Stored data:

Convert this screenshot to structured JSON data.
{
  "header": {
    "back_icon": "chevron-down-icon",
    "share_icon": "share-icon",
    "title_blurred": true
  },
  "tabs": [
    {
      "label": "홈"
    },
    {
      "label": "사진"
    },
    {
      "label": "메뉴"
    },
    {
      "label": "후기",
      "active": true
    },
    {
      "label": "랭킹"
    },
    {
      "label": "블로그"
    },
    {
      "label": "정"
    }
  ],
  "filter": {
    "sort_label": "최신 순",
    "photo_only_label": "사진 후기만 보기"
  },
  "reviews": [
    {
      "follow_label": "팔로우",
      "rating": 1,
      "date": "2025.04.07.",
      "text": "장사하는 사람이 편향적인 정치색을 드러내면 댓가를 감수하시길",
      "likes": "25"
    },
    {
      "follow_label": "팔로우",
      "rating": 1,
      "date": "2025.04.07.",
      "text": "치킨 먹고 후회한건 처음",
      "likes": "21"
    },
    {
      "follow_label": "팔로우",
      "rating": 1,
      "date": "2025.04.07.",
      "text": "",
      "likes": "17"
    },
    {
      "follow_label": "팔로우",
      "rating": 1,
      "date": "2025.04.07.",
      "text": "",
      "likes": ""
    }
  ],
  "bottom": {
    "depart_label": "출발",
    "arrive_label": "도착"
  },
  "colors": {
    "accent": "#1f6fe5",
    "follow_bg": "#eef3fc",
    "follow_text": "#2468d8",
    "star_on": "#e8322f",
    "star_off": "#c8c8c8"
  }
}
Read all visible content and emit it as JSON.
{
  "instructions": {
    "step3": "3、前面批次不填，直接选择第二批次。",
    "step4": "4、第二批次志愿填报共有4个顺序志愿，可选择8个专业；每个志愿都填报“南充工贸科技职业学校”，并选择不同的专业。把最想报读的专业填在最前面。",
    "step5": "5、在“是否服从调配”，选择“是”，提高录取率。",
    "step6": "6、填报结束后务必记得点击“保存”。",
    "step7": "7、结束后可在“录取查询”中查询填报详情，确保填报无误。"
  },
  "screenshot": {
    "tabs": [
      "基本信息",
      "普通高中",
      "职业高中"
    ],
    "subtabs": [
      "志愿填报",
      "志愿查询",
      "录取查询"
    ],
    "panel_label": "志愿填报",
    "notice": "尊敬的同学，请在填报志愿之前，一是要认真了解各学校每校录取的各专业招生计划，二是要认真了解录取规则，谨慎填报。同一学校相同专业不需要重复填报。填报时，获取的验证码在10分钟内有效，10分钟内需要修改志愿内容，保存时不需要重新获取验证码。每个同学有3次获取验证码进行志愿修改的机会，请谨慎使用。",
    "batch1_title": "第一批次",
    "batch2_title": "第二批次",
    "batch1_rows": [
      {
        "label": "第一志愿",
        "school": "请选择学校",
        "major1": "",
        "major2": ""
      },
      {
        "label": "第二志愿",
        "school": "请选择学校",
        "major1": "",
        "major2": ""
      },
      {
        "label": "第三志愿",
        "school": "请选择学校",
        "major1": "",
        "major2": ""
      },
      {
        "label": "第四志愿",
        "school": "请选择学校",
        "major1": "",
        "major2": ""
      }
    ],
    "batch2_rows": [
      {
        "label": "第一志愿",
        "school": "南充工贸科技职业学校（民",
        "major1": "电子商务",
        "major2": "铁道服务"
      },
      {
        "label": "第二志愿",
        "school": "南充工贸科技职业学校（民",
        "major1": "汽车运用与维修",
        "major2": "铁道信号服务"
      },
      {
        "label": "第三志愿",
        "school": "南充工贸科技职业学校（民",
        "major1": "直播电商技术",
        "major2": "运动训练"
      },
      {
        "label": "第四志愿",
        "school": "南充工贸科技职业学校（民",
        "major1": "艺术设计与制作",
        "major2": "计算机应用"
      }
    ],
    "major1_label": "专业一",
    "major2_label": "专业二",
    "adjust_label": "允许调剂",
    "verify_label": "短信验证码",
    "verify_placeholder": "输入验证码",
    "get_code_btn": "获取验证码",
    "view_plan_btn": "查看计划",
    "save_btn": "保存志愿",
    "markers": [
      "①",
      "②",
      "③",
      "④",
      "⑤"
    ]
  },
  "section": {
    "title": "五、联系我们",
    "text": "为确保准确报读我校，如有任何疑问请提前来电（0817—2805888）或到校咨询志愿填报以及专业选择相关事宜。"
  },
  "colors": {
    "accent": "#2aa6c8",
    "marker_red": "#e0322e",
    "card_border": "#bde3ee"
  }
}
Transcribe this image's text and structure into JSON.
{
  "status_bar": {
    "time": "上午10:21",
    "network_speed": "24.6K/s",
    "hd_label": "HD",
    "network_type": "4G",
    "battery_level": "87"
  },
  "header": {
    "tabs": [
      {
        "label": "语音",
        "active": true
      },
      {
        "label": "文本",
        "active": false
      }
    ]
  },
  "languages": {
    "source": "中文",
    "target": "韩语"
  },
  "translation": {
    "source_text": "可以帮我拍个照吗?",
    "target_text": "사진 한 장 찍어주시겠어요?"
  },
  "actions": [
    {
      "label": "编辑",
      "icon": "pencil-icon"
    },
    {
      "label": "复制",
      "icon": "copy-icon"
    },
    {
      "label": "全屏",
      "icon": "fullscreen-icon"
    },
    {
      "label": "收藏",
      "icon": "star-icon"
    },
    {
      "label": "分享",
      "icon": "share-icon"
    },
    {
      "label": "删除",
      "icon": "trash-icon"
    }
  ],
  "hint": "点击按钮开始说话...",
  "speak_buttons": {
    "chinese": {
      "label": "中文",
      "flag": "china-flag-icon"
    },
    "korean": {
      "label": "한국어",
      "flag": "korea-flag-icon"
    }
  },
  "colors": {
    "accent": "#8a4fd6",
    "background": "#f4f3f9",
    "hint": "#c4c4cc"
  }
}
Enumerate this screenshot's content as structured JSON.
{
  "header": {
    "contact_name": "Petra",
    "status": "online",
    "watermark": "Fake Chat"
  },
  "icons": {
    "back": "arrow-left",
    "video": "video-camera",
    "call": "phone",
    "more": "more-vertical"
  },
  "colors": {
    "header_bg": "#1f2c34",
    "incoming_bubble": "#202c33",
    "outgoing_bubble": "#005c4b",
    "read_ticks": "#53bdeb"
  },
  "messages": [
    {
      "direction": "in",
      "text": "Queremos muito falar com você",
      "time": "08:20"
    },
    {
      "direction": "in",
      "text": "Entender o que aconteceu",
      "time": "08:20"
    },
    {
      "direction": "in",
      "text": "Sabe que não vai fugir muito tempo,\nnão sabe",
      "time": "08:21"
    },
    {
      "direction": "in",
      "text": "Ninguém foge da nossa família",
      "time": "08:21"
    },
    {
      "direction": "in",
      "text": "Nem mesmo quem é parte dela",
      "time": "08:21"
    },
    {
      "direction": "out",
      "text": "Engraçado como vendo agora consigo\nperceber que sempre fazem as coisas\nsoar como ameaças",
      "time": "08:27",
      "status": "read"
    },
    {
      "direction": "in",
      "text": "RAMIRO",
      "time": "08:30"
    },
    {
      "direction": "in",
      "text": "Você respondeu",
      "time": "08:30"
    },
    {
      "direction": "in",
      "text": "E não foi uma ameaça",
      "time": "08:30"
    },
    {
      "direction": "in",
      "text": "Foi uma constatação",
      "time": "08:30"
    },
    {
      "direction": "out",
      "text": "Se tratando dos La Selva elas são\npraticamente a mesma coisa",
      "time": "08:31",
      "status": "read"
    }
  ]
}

▶ **EXERCISE**: Exactly reproduce every line found in the records.

▶ **REPLY**:
Convert this screenshot to structured JSON data.
{
  "header": {
    "back_icon": "chevron-down-icon",
    "share_icon": "share-icon",
    "title_blurred": true
  },
  "tabs": [
    {
      "label": "홈"
    },
    {
      "label": "사진"
    },
    {
      "label": "메뉴"
    },
    {
      "label": "후기",
      "active": true
    },
    {
      "label": "랭킹"
    },
    {
      "label": "블로그"
    },
    {
      "label": "정"
    }
  ],
  "filter": {
    "sort_label": "최신 순",
    "photo_only_label": "사진 후기만 보기"
  },
  "reviews": [
    {
      "follow_label": "팔로우",
      "rating": 1,
      "date": "2025.04.07.",
      "text": "장사하는 사람이 편향적인 정치색을 드러내면 댓가를 감수하시길",
      "likes": "25"
    },
    {
      "follow_label": "팔로우",
      "rating": 1,
      "date": "2025.04.07.",
      "text": "치킨 먹고 후회한건 처음",
      "likes": "21"
    },
    {
      "follow_label": "팔로우",
      "rating": 1,
      "date": "2025.04.07.",
      "text": "",
      "likes": "17"
    },
    {
      "follow_label": "팔로우",
      "rating": 1,
      "date": "2025.04.07.",
      "text": "",
      "likes": ""
    }
  ],
  "bottom": {
    "depart_label": "출발",
    "arrive_label": "도착"
  },
  "colors": {
    "accent": "#1f6fe5",
    "follow_bg": "#eef3fc",
    "follow_text": "#2468d8",
    "star_on": "#e8322f",
    "star_off": "#c8c8c8"
  }
}
Read all visible content and emit it as JSON.
{
  "instructions": {
    "step3": "3、前面批次不填，直接选择第二批次。",
    "step4": "4、第二批次志愿填报共有4个顺序志愿，可选择8个专业；每个志愿都填报“南充工贸科技职业学校”，并选择不同的专业。把最想报读的专业填在最前面。",
    "step5": "5、在“是否服从调配”，选择“是”，提高录取率。",
    "step6": "6、填报结束后务必记得点击“保存”。",
    "step7": "7、结束后可在“录取查询”中查询填报详情，确保填报无误。"
  },
  "screenshot": {
    "tabs": [
      "基本信息",
      "普通高中",
      "职业高中"
    ],
    "subtabs": [
      "志愿填报",
      "志愿查询",
      "录取查询"
    ],
    "panel_label": "志愿填报",
    "notice": "尊敬的同学，请在填报志愿之前，一是要认真了解各学校每校录取的各专业招生计划，二是要认真了解录取规则，谨慎填报。同一学校相同专业不需要重复填报。填报时，获取的验证码在10分钟内有效，10分钟内需要修改志愿内容，保存时不需要重新获取验证码。每个同学有3次获取验证码进行志愿修改的机会，请谨慎使用。",
    "batch1_title": "第一批次",
    "batch2_title": "第二批次",
    "batch1_rows": [
      {
        "label": "第一志愿",
        "school": "请选择学校",
        "major1": "",
        "major2": ""
      },
      {
        "label": "第二志愿",
        "school": "请选择学校",
        "major1": "",
        "major2": ""
      },
      {
        "label": "第三志愿",
        "school": "请选择学校",
        "major1": "",
        "major2": ""
      },
      {
        "label": "第四志愿",
        "school": "请选择学校",
        "major1": "",
        "major2": ""
      }
    ],
    "batch2_rows": [
      {
        "label": "第一志愿",
        "school": "南充工贸科技职业学校（民",
        "major1": "电子商务",
        "major2": "铁道服务"
      },
      {
        "label": "第二志愿",
        "school": "南充工贸科技职业学校（民",
        "major1": "汽车运用与维修",
        "major2": "铁道信号服务"
      },
      {
        "label": "第三志愿",
        "school": "南充工贸科技职业学校（民",
        "major1": "直播电商技术",
        "major2": "运动训练"
      },
      {
        "label": "第四志愿",
        "school": "南充工贸科技职业学校（民",
        "major1": "艺术设计与制作",
        "major2": "计算机应用"
      }
    ],
    "major1_label": "专业一",
    "major2_label": "专业二",
    "adjust_label": "允许调剂",
    "verify_label": "短信验证码",
    "verify_placeholder": "输入验证码",
    "get_code_btn": "获取验证码",
    "view_plan_btn": "查看计划",
    "save_btn": "保存志愿",
    "markers": [
      "①",
      "②",
      "③",
      "④",
      "⑤"
    ]
  },
  "section": {
    "title": "五、联系我们",
    "text": "为确保准确报读我校，如有任何疑问请提前来电（0817—2805888）或到校咨询志愿填报以及专业选择相关事宜。"
  },
  "colors": {
    "accent": "#2aa6c8",
    "marker_red": "#e0322e",
    "card_border": "#bde3ee"
  }
}
Transcribe this image's text and structure into JSON.
{
  "status_bar": {
    "time": "上午10:21",
    "network_speed": "24.6K/s",
    "hd_label": "HD",
    "network_type": "4G",
    "battery_level": "87"
  },
  "header": {
    "tabs": [
      {
        "label": "语音",
        "active": true
      },
      {
        "label": "文本",
        "active": false
      }
    ]
  },
  "languages": {
    "source": "中文",
    "target": "韩语"
  },
  "translation": {
    "source_text": "可以帮我拍个照吗?",
    "target_text": "사진 한 장 찍어주시겠어요?"
  },
  "actions": [
    {
      "label": "编辑",
      "icon": "pencil-icon"
    },
    {
      "label": "复制",
      "icon": "copy-icon"
    },
    {
      "label": "全屏",
      "icon": "fullscreen-icon"
    },
    {
      "label": "收藏",
      "icon": "star-icon"
    },
    {
      "label": "分享",
      "icon": "share-icon"
    },
    {
      "label": "删除",
      "icon": "trash-icon"
    }
  ],
  "hint": "点击按钮开始说话...",
  "speak_buttons": {
    "chinese": {
      "label": "中文",
      "flag": "china-flag-icon"
    },
    "korean": {
      "label": "한국어",
      "flag": "korea-flag-icon"
    }
  },
  "colors": {
    "accent": "#8a4fd6",
    "background": "#f4f3f9",
    "hint": "#c4c4cc"
  }
}
Enumerate this screenshot's content as structured JSON.
{
  "header": {
    "contact_name": "Petra",
    "status": "online",
    "watermark": "Fake Chat"
  },
  "icons": {
    "back": "arrow-left",
    "video": "video-camera",
    "call": "phone",
    "more": "more-vertical"
  },
  "colors": {
    "header_bg": "#1f2c34",
    "incoming_bubble": "#202c33",
    "outgoing_bubble": "#005c4b",
    "read_ticks": "#53bdeb"
  },
  "messages": [
    {
      "direction": "in",
      "text": "Queremos muito falar com você",
      "time": "08:20"
    },
    {
      "direction": "in",
      "text": "Entender o que aconteceu",
      "time": "08:20"
    },
    {
      "direction": "in",
      "text": "Sabe que não vai fugir muito tempo,\nnão sabe",
      "time": "08:21"
    },
    {
      "direction": "in",
      "text": "Ninguém foge da nossa família",
      "time": "08:21"
    },
    {
      "direction": "in",
      "text": "Nem mesmo quem é parte dela",
      "time": "08:21"
    },
    {
      "direction": "out",
      "text": "Engraçado como vendo agora consigo\nperceber que sempre fazem as coisas\nsoar como ameaças",
      "time": "08:27",
      "status": "read"
    },
    {
      "direction": "in",
      "text": "RAMIRO",
      "time": "08:30"
    },
    {
      "direction": "in",
      "text": "Você respondeu",
      "time": "08:30"
    },
    {
      "direction": "in",
      "text": "E não foi uma ameaça",
      "time": "08:30"
    },
    {
      "direction": "in",
      "text": "Foi uma constatação",
      "time": "08:30"
    },
    {
      "direction": "out",
      "text": "Se tratando dos La Selva elas são\npraticamente a mesma coisa",
      "time": "08:31",
      "status": "read"
    }
  ]
}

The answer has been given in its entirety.